* Start STORED DATA *

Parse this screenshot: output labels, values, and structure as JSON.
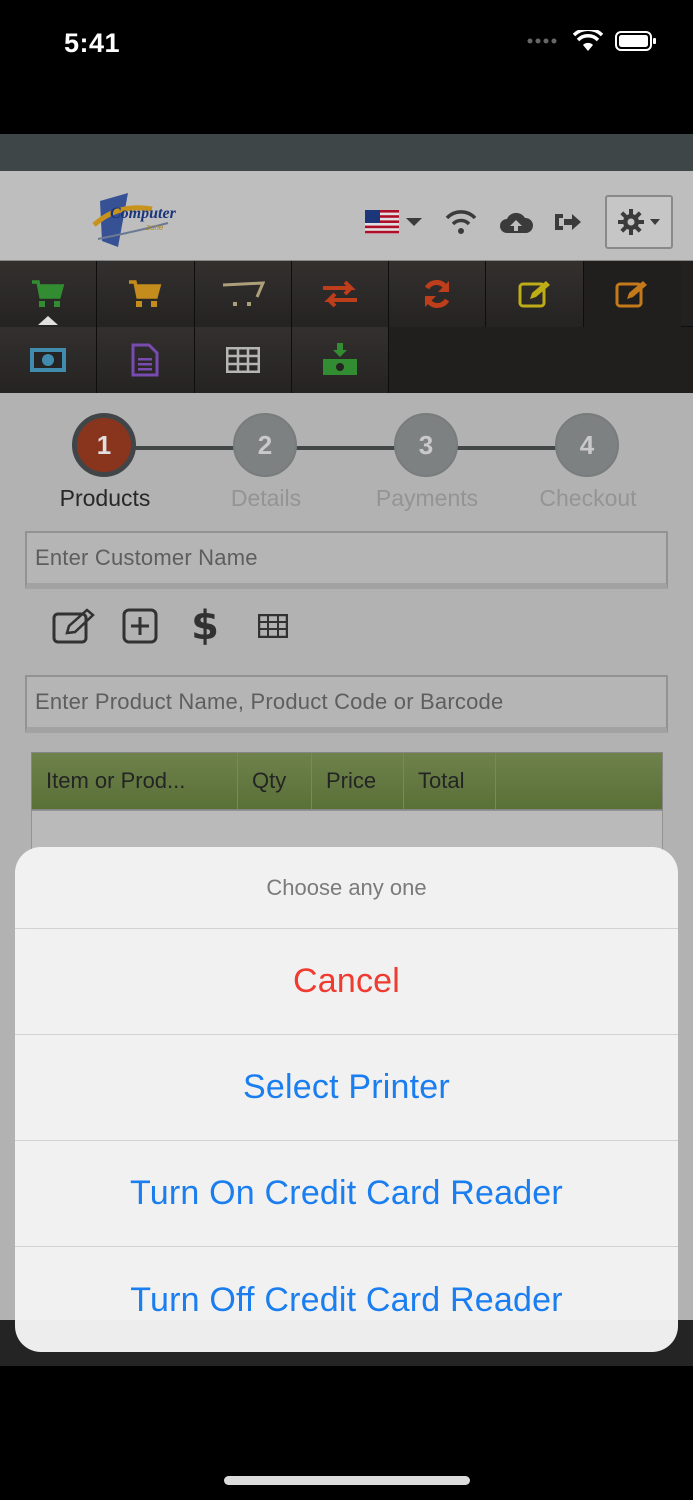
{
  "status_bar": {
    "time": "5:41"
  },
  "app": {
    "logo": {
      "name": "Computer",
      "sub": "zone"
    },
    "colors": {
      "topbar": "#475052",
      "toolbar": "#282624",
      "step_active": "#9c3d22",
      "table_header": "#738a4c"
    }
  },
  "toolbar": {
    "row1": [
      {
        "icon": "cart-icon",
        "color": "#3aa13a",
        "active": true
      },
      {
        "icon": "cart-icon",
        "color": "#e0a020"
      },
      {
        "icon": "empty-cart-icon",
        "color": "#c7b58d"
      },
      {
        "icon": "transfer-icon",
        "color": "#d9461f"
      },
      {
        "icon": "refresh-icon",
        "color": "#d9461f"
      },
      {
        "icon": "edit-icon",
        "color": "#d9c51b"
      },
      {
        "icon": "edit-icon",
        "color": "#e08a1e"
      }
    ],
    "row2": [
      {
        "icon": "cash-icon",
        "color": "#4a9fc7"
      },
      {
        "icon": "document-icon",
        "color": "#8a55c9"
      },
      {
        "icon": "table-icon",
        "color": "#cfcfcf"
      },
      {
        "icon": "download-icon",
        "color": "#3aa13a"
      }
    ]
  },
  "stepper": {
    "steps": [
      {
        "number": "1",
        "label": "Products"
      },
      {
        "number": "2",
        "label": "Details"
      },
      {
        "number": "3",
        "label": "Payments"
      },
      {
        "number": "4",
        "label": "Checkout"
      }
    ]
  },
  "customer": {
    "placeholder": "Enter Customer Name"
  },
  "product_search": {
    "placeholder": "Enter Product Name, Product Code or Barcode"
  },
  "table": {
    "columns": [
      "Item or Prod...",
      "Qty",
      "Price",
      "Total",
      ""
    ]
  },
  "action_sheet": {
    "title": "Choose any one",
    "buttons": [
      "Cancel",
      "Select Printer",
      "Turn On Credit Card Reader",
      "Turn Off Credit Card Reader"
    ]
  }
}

* End STORED DATA *
* Start STORED DATA *

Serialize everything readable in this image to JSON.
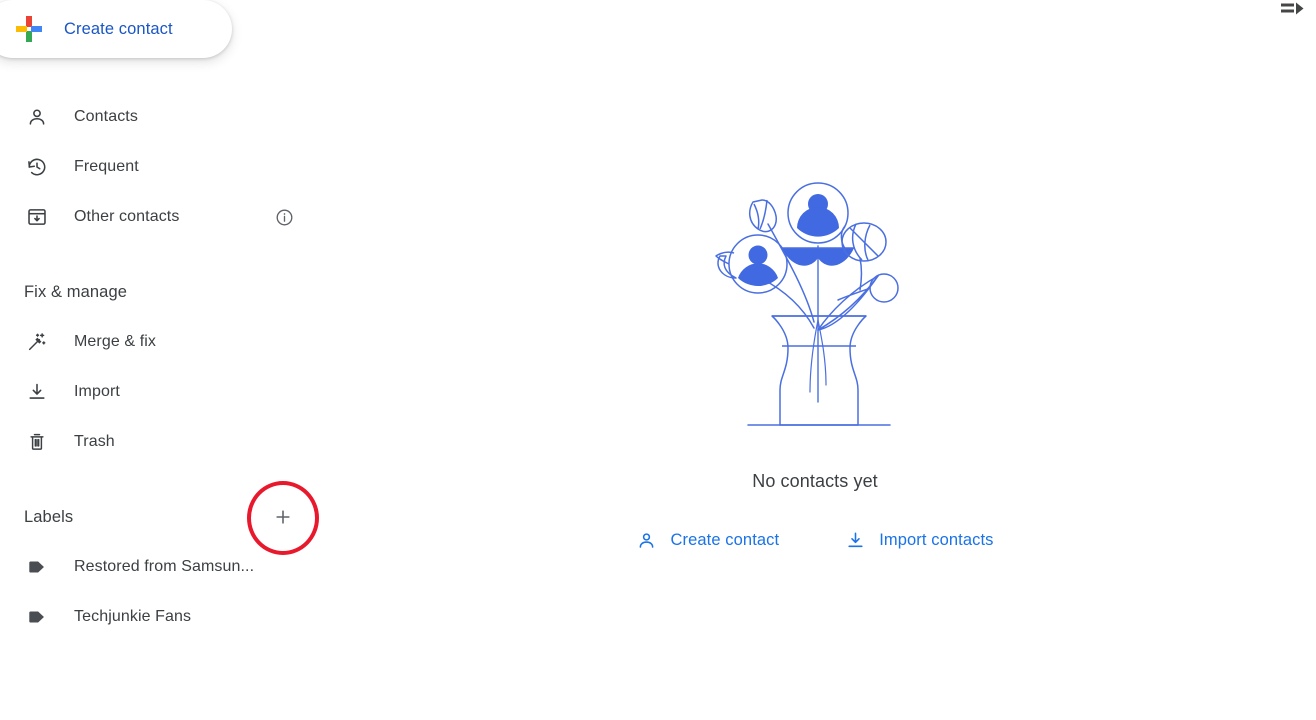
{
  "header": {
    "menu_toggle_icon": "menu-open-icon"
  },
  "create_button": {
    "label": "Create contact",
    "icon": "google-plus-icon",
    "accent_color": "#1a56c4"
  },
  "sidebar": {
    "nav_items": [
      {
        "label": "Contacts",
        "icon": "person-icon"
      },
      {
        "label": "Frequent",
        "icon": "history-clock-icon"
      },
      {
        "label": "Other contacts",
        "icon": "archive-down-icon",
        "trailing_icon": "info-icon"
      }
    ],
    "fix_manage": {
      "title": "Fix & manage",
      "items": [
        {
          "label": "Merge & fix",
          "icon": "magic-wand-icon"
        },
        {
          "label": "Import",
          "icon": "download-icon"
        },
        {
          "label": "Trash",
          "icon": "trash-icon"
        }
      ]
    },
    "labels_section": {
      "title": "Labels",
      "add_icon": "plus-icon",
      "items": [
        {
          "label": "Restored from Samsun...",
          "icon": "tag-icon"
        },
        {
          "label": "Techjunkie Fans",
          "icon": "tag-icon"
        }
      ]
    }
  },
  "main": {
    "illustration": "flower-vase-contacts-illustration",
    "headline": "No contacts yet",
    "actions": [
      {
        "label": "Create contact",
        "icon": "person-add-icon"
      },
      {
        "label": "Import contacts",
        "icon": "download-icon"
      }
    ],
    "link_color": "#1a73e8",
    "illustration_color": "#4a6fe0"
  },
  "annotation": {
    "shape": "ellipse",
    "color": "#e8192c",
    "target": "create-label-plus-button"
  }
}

* End STORED DATA *

TO BE DONE:
Copy each line of the records above that carries the word "Credit".

EXERCISE ANSWER:
      "Turn On Credit Card Reader",
      "Turn Off Credit Card Reader"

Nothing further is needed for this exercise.